→ **EXERCISE 1**: List every place name that appears in the passage on political aims below.
→ **EXERCISE 2**:
Answer each question from the passage on political aims below, one per line:
(a) What does the Reverend Doctor Ian Paisley believe about the Pope?
(b) What have Dr Paisley's actual political demands concerned?
(c) Which town does the passage say no one has a practical plan to bring under sharia law?
→ **EXERCISE 3**: Rewrite the paragraph of the passage on political aims that begins "Similarly, anyone who believes" in two or three shorter sentences, keeping its main points.

→ **PROVIDED PASSAGE**:
::::::::::

3) Broad statements of aims are nothing like as important as specific plans. As I have had occasion to mention before in various comments threads, the Reverend Doctor Ian Paisley believes that the Pope is the Antichrist. Presumably, if one believed an important claim about the world like this (that a major and influential world figure was the embodiment of evil and was likely to intentionally bring about the end of the world as foretold in the Book of Revelations), all sorts of subsidiary political aims could reasonably be assumed to flow from this premis. However, it is a historical fact that Dr Paisley’s actual political demands have only ever concerned the system of government of the north-eastern corner of the island of Ireland. Presumably this is not because Dr Paisley has some strange theological view that it is OK for the Republic of Ireland to be under the dominion of the Antichrist; presumably it is simply because Dr Paisley is on some level sane, and thus does not concern himself with obviously unrealistic projects.

Similarly, anyone who believes in the establishment of the Global Caliphate must by that token believe that the Caliphate will in the fullness of time encompass Aberystwyth. However, I do not think that anyone at all has any practical plan based on the demand that the town of Aberystwyth must submit to sharia law. I’ve been there; it’s the most god-forsaken fucking town on Earth. The parallels here are obvious; since the prospect of bringing all of “Eurabia” under the rule of the Muslim Brotherhood is patently ridiculous, anyone who claims to be planning either doesn’t mean what they say and can be ignored, or means what they say, is a loony and can be ignored.

::::::::::

→ **PROVIDED INFORMATION**:
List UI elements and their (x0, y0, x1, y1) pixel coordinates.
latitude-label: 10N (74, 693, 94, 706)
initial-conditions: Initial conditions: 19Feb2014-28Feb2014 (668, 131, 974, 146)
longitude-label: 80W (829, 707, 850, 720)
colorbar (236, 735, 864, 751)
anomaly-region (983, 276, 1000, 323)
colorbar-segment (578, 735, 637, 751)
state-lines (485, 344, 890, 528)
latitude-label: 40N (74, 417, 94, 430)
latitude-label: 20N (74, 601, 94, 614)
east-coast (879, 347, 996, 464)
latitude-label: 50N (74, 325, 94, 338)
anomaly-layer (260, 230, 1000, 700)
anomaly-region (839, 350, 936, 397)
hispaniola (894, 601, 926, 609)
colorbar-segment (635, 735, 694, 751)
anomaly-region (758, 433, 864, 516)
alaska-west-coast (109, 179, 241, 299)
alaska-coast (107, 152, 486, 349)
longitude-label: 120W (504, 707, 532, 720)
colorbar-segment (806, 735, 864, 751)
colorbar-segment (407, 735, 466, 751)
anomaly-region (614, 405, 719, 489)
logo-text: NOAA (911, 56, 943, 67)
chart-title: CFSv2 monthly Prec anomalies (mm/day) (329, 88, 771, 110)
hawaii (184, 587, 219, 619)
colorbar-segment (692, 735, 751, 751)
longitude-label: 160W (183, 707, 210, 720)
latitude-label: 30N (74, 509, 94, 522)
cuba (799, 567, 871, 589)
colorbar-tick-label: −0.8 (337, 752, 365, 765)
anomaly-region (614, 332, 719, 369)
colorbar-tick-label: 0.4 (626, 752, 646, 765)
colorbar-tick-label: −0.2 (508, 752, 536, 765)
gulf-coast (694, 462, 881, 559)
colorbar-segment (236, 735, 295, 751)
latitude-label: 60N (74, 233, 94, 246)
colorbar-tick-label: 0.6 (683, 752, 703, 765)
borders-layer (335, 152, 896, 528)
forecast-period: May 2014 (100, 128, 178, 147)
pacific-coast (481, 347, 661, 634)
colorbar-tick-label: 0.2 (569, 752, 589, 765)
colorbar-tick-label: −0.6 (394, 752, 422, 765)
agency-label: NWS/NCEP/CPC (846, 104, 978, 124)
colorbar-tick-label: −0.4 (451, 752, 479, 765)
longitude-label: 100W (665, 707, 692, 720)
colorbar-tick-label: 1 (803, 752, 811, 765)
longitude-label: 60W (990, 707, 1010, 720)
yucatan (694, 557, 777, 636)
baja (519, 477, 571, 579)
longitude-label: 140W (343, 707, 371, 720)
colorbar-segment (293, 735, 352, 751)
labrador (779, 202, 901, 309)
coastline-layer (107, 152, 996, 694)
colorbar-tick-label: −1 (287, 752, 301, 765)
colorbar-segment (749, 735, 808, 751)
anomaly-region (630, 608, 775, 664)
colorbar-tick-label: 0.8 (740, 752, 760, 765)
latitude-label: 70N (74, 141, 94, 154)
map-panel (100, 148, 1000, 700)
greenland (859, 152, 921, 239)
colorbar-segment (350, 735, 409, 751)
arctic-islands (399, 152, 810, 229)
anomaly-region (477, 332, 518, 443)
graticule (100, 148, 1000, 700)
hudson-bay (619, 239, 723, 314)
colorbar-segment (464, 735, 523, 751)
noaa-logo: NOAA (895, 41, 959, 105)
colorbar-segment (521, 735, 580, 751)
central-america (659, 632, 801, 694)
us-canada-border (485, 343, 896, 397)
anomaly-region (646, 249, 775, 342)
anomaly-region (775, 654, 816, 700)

::::::::::

→ **WRITTEN REPLY 1**:
Ireland
Republic of Ireland
Aberystwyth
Earth
Eurabia

→ **WRITTEN REPLY 2**:
(a) He believes that the Pope is the Antichrist.
(b) They have concerned only the system of government of the north-eastern corner of the island of Ireland.
(c) Aberystwyth.

→ **WRITTEN REPLY 3**: Believing in a Global Caliphate implies believing that it will one day include Aberystwyth, yet no one has a practical plan to make that town submit to sharia law. Likewise, bringing all of "Eurabia" under Muslim Brotherhood rule is patently ridiculous. Anyone claiming to plan it either doesn't mean it or is a loony, and can be ignored either way.